Given instruction:
Copy out every record below, word for word.

Collected data entries

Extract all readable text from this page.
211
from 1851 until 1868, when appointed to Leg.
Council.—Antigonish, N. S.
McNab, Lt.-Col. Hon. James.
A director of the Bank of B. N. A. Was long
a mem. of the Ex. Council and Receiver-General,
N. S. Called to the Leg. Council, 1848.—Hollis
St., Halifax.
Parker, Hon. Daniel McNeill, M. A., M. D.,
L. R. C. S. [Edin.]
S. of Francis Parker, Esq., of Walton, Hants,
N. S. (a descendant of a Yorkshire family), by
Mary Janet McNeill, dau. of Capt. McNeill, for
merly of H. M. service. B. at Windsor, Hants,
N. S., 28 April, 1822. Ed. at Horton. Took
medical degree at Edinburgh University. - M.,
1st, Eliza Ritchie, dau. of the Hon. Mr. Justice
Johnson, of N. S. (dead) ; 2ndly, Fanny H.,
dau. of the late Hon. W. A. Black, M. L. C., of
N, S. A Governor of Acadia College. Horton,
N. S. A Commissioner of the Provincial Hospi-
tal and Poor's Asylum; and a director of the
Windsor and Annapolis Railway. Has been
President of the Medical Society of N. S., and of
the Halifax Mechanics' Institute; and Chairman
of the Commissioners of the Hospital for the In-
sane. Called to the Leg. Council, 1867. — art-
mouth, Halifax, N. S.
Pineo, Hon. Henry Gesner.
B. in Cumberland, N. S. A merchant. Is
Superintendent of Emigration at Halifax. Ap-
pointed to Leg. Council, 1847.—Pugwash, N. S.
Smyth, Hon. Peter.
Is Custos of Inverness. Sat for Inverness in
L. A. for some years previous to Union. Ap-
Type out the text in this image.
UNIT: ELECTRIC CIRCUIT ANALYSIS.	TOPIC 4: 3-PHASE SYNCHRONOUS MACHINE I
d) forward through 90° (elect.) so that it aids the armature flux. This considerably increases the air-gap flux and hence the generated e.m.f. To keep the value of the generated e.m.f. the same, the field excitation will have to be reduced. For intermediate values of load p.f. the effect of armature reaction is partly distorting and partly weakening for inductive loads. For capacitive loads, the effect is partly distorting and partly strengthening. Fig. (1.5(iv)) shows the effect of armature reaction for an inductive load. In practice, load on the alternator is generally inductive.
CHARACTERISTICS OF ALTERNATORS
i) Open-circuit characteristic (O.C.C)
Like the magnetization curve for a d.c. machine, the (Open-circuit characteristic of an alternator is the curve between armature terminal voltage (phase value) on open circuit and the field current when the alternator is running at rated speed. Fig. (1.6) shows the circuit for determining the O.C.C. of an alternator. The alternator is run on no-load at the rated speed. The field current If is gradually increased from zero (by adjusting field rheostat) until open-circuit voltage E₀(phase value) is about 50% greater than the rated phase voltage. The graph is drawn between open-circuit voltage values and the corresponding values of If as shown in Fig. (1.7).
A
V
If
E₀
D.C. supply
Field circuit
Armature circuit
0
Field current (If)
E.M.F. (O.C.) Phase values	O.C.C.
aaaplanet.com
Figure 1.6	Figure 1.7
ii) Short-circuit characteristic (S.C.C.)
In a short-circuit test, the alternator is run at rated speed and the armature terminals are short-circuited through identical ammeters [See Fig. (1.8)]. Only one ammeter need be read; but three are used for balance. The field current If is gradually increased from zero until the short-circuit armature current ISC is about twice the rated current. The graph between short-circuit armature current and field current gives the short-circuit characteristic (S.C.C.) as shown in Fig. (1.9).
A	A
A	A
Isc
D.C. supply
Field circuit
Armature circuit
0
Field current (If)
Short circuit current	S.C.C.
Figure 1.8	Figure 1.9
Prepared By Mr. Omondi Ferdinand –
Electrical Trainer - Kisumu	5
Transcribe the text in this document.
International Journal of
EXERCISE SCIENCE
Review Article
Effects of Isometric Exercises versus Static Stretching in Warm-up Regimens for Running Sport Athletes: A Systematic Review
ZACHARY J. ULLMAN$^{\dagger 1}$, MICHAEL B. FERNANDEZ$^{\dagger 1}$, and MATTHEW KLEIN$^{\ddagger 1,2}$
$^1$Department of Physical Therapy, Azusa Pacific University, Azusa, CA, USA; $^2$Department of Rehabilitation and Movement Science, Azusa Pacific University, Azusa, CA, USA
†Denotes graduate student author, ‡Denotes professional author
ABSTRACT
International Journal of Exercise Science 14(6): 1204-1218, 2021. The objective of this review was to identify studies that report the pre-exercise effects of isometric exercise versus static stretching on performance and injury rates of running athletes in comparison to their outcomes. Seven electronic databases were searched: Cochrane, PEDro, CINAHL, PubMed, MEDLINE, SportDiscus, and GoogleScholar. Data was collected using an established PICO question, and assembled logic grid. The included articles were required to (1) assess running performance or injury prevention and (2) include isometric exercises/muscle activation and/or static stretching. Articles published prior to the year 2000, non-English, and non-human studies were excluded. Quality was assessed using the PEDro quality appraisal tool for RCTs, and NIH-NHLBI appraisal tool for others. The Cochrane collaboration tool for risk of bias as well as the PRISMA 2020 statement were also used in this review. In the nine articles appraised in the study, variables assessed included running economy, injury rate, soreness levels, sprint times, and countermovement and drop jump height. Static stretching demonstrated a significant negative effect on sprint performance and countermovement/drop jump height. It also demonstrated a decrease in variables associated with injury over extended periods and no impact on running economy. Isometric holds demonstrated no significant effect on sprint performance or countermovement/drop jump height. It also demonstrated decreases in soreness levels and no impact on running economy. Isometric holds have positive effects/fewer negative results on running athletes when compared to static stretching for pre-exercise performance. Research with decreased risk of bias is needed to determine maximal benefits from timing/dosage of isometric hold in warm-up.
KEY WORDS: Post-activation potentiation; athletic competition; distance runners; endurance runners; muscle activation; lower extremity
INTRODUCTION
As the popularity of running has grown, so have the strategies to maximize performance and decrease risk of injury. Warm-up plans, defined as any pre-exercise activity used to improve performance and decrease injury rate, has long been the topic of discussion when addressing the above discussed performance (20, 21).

Result of the task:
Extract all readable text from this page.
211
from 1851 until 1868, when appointed to Leg.
Council.—Antigonish, N. S.
McNab, Lt.-Col. Hon. James.
A director of the Bank of B. N. A. Was long
a mem. of the Ex. Council and Receiver-General,
N. S. Called to the Leg. Council, 1848.—Hollis
St., Halifax.
Parker, Hon. Daniel McNeill, M. A., M. D.,
L. R. C. S. [Edin.]
S. of Francis Parker, Esq., of Walton, Hants,
N. S. (a descendant of a Yorkshire family), by
Mary Janet McNeill, dau. of Capt. McNeill, for
merly of H. M. service. B. at Windsor, Hants,
N. S., 28 April, 1822. Ed. at Horton. Took
medical degree at Edinburgh University. - M.,
1st, Eliza Ritchie, dau. of the Hon. Mr. Justice
Johnson, of N. S. (dead) ; 2ndly, Fanny H.,
dau. of the late Hon. W. A. Black, M. L. C., of
N, S. A Governor of Acadia College. Horton,
N. S. A Commissioner of the Provincial Hospi-
tal and Poor's Asylum; and a director of the
Windsor and Annapolis Railway. Has been
President of the Medical Society of N. S., and of
the Halifax Mechanics' Institute; and Chairman
of the Commissioners of the Hospital for the In-
sane. Called to the Leg. Council, 1867. — art-
mouth, Halifax, N. S.
Pineo, Hon. Henry Gesner.
B. in Cumberland, N. S. A merchant. Is
Superintendent of Emigration at Halifax. Ap-
pointed to Leg. Council, 1847.—Pugwash, N. S.
Smyth, Hon. Peter.
Is Custos of Inverness. Sat for Inverness in
L. A. for some years previous to Union. Ap-
Type out the text in this image.
UNIT: ELECTRIC CIRCUIT ANALYSIS.	TOPIC 4: 3-PHASE SYNCHRONOUS MACHINE I
d) forward through 90° (elect.) so that it aids the armature flux. This considerably increases the air-gap flux and hence the generated e.m.f. To keep the value of the generated e.m.f. the same, the field excitation will have to be reduced. For intermediate values of load p.f. the effect of armature reaction is partly distorting and partly weakening for inductive loads. For capacitive loads, the effect is partly distorting and partly strengthening. Fig. (1.5(iv)) shows the effect of armature reaction for an inductive load. In practice, load on the alternator is generally inductive.
CHARACTERISTICS OF ALTERNATORS
i) Open-circuit characteristic (O.C.C)
Like the magnetization curve for a d.c. machine, the (Open-circuit characteristic of an alternator is the curve between armature terminal voltage (phase value) on open circuit and the field current when the alternator is running at rated speed. Fig. (1.6) shows the circuit for determining the O.C.C. of an alternator. The alternator is run on no-load at the rated speed. The field current If is gradually increased from zero (by adjusting field rheostat) until open-circuit voltage E₀(phase value) is about 50% greater than the rated phase voltage. The graph is drawn between open-circuit voltage values and the corresponding values of If as shown in Fig. (1.7).
A
V
If
E₀
D.C. supply
Field circuit
Armature circuit
0
Field current (If)
E.M.F. (O.C.) Phase values	O.C.C.
aaaplanet.com
Figure 1.6	Figure 1.7
ii) Short-circuit characteristic (S.C.C.)
In a short-circuit test, the alternator is run at rated speed and the armature terminals are short-circuited through identical ammeters [See Fig. (1.8)]. Only one ammeter need be read; but three are used for balance. The field current If is gradually increased from zero until the short-circuit armature current ISC is about twice the rated current. The graph between short-circuit armature current and field current gives the short-circuit characteristic (S.C.C.) as shown in Fig. (1.9).
A	A
A	A
Isc
D.C. supply
Field circuit
Armature circuit
0
Field current (If)
Short circuit current	S.C.C.
Figure 1.8	Figure 1.9
Prepared By Mr. Omondi Ferdinand –
Electrical Trainer - Kisumu	5
Transcribe the text in this document.
International Journal of
EXERCISE SCIENCE
Review Article
Effects of Isometric Exercises versus Static Stretching in Warm-up Regimens for Running Sport Athletes: A Systematic Review
ZACHARY J. ULLMAN$^{\dagger 1}$, MICHAEL B. FERNANDEZ$^{\dagger 1}$, and MATTHEW KLEIN$^{\ddagger 1,2}$
$^1$Department of Physical Therapy, Azusa Pacific University, Azusa, CA, USA; $^2$Department of Rehabilitation and Movement Science, Azusa Pacific University, Azusa, CA, USA
†Denotes graduate student author, ‡Denotes professional author
ABSTRACT
International Journal of Exercise Science 14(6): 1204-1218, 2021. The objective of this review was to identify studies that report the pre-exercise effects of isometric exercise versus static stretching on performance and injury rates of running athletes in comparison to their outcomes. Seven electronic databases were searched: Cochrane, PEDro, CINAHL, PubMed, MEDLINE, SportDiscus, and GoogleScholar. Data was collected using an established PICO question, and assembled logic grid. The included articles were required to (1) assess running performance or injury prevention and (2) include isometric exercises/muscle activation and/or static stretching. Articles published prior to the year 2000, non-English, and non-human studies were excluded. Quality was assessed using the PEDro quality appraisal tool for RCTs, and NIH-NHLBI appraisal tool for others. The Cochrane collaboration tool for risk of bias as well as the PRISMA 2020 statement were also used in this review. In the nine articles appraised in the study, variables assessed included running economy, injury rate, soreness levels, sprint times, and countermovement and drop jump height. Static stretching demonstrated a significant negative effect on sprint performance and countermovement/drop jump height. It also demonstrated a decrease in variables associated with injury over extended periods and no impact on running economy. Isometric holds demonstrated no significant effect on sprint performance or countermovement/drop jump height. It also demonstrated decreases in soreness levels and no impact on running economy. Isometric holds have positive effects/fewer negative results on running athletes when compared to static stretching for pre-exercise performance. Research with decreased risk of bias is needed to determine maximal benefits from timing/dosage of isometric hold in warm-up.
KEY WORDS: Post-activation potentiation; athletic competition; distance runners; endurance runners; muscle activation; lower extremity
INTRODUCTION
As the popularity of running has grown, so have the strategies to maximize performance and decrease risk of injury. Warm-up plans, defined as any pre-exercise activity used to improve performance and decrease injury rate, has long been the topic of discussion when addressing the above discussed performance (20, 21).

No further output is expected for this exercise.